# WHAT NEEDS TO BE DONE
Collect every line of the records below that contains the word "Human".
************
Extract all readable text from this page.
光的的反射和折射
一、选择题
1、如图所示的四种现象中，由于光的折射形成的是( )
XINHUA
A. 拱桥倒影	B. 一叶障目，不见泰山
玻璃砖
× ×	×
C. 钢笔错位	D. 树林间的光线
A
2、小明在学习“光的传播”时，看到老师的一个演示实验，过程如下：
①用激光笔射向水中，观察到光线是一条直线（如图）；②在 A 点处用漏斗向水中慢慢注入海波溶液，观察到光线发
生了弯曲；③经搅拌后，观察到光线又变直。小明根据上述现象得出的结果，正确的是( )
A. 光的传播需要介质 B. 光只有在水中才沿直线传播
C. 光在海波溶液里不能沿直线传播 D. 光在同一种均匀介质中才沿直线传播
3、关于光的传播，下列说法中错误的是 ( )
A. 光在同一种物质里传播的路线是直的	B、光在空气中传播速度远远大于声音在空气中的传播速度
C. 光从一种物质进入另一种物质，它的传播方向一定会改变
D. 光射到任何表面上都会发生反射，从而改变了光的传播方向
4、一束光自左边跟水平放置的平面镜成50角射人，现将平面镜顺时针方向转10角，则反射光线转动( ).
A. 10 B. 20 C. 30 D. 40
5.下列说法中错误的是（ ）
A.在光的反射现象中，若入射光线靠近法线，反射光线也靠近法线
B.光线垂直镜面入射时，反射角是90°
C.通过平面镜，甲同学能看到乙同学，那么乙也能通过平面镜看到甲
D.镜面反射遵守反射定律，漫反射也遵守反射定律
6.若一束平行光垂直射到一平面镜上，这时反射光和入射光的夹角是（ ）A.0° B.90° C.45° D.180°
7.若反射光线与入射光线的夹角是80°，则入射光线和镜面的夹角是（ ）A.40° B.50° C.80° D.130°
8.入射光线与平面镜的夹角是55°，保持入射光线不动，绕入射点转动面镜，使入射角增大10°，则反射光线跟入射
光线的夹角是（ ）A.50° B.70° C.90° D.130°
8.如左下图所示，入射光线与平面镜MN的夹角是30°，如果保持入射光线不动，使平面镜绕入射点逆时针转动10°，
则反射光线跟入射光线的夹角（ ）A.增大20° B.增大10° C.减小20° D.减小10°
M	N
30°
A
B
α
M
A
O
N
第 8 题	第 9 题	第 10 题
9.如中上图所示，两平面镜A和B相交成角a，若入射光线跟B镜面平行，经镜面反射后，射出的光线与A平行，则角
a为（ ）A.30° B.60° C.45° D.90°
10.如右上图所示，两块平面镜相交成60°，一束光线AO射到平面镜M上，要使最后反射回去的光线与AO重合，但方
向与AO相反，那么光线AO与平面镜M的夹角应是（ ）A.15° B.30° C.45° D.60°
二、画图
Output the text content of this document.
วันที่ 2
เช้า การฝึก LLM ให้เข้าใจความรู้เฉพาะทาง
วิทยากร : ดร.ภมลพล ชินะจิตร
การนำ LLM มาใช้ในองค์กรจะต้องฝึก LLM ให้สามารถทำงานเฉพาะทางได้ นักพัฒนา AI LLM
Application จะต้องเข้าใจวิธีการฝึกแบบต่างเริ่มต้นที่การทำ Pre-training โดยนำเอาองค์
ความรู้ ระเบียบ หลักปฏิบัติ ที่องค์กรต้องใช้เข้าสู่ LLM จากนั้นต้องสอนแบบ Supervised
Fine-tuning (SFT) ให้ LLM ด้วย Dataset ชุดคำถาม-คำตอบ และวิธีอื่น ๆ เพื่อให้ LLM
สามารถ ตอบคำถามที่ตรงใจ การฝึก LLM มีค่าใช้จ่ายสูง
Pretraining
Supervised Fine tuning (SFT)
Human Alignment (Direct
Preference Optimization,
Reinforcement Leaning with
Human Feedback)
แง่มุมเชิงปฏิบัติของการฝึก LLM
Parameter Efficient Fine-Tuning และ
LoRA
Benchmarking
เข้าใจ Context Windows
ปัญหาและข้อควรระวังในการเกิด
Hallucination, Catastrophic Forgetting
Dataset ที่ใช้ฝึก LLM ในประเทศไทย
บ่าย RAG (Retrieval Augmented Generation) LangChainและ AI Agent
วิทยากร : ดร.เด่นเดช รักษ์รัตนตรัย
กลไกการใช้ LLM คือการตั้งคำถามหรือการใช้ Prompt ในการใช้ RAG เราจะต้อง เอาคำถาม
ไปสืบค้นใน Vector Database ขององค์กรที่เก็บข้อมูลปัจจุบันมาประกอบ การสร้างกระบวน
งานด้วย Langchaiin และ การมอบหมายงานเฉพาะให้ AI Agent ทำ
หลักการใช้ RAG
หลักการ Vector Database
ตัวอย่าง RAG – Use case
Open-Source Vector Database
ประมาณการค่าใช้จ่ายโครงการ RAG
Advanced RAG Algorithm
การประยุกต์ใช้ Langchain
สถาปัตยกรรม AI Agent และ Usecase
************
# EXERCISE SOLUTION
Human Alignment (Direct
Human Feedback)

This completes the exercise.